Exercise task → Write only the number of lines in the records beneath that hold "jazz".

[begin Available data]

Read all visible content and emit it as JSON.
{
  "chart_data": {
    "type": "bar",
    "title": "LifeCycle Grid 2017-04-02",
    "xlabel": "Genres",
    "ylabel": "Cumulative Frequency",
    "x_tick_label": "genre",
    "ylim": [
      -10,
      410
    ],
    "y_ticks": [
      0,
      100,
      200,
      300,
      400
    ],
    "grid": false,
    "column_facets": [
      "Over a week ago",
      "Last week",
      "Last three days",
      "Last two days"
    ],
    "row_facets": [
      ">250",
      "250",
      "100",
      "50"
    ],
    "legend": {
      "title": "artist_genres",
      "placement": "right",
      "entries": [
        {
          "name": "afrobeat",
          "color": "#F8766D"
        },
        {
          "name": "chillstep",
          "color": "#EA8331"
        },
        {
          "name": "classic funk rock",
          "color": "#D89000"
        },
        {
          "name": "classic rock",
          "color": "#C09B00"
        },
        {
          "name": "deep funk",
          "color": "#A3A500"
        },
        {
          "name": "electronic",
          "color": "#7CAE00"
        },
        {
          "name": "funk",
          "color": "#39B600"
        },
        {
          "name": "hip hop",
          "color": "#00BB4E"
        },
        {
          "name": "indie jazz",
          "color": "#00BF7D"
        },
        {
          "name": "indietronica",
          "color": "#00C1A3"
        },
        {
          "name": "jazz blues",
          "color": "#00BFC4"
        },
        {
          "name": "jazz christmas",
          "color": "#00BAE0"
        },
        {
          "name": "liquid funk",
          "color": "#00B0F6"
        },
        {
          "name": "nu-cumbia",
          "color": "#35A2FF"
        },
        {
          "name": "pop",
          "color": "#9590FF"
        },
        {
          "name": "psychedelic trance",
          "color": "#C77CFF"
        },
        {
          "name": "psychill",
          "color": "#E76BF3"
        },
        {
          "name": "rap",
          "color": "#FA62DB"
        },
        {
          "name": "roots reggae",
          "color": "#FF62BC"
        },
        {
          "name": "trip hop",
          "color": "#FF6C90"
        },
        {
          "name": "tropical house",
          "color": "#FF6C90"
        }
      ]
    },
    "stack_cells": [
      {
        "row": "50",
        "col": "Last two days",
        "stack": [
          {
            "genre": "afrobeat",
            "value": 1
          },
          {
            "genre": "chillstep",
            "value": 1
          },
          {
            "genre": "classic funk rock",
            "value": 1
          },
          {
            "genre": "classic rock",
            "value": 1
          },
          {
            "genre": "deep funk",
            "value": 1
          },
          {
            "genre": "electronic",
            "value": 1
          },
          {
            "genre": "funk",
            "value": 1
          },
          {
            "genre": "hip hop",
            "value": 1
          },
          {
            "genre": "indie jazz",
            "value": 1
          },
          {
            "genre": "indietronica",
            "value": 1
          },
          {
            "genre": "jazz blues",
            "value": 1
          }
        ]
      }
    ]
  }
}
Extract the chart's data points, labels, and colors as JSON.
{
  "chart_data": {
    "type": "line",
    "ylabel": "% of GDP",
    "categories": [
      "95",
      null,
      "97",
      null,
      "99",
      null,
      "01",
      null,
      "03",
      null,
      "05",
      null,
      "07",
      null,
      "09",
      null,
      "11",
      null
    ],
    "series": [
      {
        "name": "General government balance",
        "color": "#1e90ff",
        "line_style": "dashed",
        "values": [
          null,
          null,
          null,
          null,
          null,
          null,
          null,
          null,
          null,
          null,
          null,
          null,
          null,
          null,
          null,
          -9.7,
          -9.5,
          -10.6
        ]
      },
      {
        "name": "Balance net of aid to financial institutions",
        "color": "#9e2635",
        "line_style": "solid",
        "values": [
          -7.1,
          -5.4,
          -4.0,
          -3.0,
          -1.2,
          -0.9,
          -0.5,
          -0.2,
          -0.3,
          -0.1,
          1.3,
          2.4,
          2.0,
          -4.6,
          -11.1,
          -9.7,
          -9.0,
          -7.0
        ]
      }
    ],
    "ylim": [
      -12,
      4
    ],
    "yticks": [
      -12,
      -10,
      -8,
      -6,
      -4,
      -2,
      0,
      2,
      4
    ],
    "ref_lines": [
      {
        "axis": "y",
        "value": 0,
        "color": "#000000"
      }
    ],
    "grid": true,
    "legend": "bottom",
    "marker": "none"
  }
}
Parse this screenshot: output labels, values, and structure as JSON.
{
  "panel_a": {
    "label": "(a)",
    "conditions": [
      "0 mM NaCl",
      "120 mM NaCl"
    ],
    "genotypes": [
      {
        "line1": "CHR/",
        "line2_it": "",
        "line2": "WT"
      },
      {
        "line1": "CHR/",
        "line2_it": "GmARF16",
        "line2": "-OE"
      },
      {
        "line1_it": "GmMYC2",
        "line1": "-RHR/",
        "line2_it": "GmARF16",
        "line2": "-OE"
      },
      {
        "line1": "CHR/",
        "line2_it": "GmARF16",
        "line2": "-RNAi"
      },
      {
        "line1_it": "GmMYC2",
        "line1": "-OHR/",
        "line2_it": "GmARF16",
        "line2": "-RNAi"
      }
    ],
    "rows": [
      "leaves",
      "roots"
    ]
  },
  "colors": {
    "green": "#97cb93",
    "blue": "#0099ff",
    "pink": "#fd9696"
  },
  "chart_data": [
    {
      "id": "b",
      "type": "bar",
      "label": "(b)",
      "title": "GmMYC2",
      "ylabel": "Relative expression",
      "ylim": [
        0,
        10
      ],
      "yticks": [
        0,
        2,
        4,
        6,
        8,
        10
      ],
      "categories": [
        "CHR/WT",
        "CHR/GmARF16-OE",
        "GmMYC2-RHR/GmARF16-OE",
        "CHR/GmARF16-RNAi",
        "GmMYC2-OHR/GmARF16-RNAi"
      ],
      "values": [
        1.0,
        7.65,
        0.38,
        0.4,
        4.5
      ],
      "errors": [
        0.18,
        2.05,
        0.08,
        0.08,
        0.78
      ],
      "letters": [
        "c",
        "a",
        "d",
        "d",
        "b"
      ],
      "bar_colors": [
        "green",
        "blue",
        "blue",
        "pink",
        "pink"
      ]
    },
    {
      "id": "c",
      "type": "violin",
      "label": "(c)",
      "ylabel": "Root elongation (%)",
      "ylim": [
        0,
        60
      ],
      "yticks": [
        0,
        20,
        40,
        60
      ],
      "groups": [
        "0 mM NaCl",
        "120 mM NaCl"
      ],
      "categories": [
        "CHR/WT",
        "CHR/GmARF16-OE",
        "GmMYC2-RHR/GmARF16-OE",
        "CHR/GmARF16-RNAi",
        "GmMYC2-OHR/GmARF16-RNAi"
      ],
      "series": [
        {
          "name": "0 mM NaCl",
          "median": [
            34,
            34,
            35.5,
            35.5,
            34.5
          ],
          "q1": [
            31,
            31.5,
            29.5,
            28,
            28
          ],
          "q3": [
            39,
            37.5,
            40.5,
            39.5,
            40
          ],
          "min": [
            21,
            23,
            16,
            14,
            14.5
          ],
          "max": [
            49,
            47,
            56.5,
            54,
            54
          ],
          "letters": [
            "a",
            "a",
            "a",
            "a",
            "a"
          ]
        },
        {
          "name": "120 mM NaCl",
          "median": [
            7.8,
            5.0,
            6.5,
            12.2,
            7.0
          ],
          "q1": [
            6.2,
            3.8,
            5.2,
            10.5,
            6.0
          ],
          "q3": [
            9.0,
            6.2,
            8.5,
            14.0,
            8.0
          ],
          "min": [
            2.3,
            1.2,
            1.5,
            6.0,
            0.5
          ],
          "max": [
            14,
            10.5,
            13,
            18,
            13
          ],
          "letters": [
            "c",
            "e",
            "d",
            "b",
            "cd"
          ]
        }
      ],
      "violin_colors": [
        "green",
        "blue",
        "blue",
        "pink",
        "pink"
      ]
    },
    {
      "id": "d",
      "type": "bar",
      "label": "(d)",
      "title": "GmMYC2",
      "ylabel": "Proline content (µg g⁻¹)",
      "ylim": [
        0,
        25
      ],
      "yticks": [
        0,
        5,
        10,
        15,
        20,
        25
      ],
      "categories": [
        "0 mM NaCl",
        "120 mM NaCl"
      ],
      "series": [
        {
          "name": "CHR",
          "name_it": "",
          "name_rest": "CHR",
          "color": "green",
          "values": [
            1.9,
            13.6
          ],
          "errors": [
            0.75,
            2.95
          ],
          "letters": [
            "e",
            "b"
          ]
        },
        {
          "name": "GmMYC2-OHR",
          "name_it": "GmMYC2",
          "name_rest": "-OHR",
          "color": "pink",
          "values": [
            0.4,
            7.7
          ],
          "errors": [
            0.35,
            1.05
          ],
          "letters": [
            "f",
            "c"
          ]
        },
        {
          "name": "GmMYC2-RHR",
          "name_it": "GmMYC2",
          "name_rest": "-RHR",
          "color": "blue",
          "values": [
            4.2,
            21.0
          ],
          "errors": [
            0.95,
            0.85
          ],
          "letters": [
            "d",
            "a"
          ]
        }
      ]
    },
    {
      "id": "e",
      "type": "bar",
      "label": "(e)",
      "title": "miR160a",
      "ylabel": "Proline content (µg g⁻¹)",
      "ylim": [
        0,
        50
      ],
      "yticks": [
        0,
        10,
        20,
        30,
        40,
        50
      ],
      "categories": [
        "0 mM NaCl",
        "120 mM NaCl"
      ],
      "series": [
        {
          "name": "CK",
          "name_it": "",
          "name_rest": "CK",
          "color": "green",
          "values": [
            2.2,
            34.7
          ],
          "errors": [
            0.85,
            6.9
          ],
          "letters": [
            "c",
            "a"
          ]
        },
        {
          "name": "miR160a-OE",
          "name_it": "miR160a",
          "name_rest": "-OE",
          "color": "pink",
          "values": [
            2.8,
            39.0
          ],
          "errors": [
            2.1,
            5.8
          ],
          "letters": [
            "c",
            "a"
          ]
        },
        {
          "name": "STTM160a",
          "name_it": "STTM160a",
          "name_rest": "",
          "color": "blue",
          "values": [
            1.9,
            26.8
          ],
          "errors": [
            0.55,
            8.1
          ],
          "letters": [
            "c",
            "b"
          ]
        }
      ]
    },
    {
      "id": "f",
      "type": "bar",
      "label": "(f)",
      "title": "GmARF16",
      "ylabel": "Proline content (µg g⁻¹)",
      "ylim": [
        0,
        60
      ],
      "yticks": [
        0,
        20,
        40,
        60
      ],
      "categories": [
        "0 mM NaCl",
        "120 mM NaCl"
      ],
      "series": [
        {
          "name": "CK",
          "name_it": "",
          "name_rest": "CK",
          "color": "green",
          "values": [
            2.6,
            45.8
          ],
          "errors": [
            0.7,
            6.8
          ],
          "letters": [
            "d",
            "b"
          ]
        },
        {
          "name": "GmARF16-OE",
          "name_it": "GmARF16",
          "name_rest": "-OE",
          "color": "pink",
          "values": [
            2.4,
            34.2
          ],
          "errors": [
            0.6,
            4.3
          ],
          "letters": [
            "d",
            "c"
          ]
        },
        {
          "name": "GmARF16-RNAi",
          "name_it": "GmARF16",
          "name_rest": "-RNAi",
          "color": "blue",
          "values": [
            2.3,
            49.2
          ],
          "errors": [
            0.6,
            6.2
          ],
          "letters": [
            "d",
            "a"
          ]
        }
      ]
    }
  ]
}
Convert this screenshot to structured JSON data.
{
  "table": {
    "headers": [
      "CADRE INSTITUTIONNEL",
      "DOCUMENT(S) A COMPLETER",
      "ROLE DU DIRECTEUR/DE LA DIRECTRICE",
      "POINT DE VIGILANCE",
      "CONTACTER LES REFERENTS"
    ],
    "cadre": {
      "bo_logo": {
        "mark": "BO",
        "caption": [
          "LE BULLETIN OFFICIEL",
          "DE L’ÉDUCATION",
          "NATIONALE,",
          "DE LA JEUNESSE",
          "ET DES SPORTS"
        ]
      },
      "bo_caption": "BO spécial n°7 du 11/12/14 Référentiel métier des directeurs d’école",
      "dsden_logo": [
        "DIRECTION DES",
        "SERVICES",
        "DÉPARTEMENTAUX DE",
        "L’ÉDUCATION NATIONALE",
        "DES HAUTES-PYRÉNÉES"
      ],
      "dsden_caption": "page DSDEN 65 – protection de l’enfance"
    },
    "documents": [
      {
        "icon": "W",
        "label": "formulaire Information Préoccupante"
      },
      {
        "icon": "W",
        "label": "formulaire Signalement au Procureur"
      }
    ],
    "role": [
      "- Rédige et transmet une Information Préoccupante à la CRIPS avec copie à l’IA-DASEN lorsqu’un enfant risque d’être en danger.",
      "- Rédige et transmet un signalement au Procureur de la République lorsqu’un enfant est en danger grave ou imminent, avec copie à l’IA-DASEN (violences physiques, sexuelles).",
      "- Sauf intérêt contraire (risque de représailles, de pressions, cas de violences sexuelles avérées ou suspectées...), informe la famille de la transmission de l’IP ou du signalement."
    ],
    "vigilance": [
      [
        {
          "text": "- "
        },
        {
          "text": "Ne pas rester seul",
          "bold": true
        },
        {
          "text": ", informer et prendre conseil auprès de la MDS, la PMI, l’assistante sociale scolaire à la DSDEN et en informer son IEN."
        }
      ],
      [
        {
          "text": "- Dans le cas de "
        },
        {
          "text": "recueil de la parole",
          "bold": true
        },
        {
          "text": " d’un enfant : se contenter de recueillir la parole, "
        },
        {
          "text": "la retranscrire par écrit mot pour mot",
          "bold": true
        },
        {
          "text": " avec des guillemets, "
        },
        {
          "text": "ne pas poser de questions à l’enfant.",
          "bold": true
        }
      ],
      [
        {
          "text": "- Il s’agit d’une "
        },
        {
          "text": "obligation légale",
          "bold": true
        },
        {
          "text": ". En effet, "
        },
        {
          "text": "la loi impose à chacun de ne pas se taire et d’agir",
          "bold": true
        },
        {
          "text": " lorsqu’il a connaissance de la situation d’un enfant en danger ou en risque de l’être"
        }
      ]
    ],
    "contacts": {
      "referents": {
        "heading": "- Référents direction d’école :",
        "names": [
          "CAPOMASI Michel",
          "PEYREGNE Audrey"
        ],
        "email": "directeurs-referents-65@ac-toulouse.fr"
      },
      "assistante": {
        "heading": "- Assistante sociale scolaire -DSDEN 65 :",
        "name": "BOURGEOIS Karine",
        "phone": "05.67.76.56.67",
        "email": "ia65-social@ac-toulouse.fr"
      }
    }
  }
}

[end Available data]

Response to the task → 5